EXERCISE DIRECTIONS
From the line with "Extract all readable text from this page." through the final line, transcribe the material below character for character; include no other lines.

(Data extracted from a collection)

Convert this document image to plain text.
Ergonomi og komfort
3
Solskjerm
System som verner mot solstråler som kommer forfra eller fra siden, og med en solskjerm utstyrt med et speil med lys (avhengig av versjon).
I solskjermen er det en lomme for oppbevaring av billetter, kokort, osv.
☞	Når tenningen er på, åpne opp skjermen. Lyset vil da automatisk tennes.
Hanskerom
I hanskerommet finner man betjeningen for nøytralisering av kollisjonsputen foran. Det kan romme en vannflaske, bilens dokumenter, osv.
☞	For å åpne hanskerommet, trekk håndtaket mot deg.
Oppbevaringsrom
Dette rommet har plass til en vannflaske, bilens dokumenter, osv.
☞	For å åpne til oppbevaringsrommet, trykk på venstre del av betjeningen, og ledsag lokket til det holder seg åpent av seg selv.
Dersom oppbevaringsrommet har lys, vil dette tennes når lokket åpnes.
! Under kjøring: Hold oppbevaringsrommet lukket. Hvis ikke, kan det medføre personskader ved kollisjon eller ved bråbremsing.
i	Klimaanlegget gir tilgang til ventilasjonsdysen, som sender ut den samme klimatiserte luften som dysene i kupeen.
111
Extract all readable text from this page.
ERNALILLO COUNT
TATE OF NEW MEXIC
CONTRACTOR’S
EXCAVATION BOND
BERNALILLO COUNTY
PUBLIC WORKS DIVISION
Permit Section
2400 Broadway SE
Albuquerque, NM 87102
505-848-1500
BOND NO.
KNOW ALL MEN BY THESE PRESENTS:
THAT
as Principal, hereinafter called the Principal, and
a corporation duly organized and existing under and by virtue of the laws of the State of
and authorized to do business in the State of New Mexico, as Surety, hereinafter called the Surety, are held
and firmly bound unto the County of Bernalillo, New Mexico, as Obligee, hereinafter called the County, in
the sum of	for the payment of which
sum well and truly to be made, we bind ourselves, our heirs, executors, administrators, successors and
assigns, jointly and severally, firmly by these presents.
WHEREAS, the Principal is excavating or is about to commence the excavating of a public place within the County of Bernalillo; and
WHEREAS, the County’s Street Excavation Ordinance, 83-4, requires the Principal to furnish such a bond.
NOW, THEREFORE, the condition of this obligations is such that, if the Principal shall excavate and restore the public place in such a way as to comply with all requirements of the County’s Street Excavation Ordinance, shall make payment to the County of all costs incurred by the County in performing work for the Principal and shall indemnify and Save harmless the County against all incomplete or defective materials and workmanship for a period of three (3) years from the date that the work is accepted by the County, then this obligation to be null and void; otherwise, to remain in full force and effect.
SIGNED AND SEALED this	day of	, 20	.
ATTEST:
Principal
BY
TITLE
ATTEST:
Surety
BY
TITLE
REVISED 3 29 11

WORKED ANSWER
Extract all readable text from this page.
ERNALILLO COUNT
TATE OF NEW MEXIC
CONTRACTOR’S
EXCAVATION BOND
BERNALILLO COUNTY
PUBLIC WORKS DIVISION
Permit Section
2400 Broadway SE
Albuquerque, NM 87102
505-848-1500
BOND NO.
KNOW ALL MEN BY THESE PRESENTS:
THAT
as Principal, hereinafter called the Principal, and
a corporation duly organized and existing under and by virtue of the laws of the State of
and authorized to do business in the State of New Mexico, as Surety, hereinafter called the Surety, are held
and firmly bound unto the County of Bernalillo, New Mexico, as Obligee, hereinafter called the County, in
the sum of	for the payment of which
sum well and truly to be made, we bind ourselves, our heirs, executors, administrators, successors and
assigns, jointly and severally, firmly by these presents.
WHEREAS, the Principal is excavating or is about to commence the excavating of a public place within the County of Bernalillo; and
WHEREAS, the County’s Street Excavation Ordinance, 83-4, requires the Principal to furnish such a bond.
NOW, THEREFORE, the condition of this obligations is such that, if the Principal shall excavate and restore the public place in such a way as to comply with all requirements of the County’s Street Excavation Ordinance, shall make payment to the County of all costs incurred by the County in performing work for the Principal and shall indemnify and Save harmless the County against all incomplete or defective materials and workmanship for a period of three (3) years from the date that the work is accepted by the County, then this obligation to be null and void; otherwise, to remain in full force and effect.
SIGNED AND SEALED this	day of	, 20	.
ATTEST:
Principal
BY
TITLE
ATTEST:
Surety
BY
TITLE
REVISED 3 29 11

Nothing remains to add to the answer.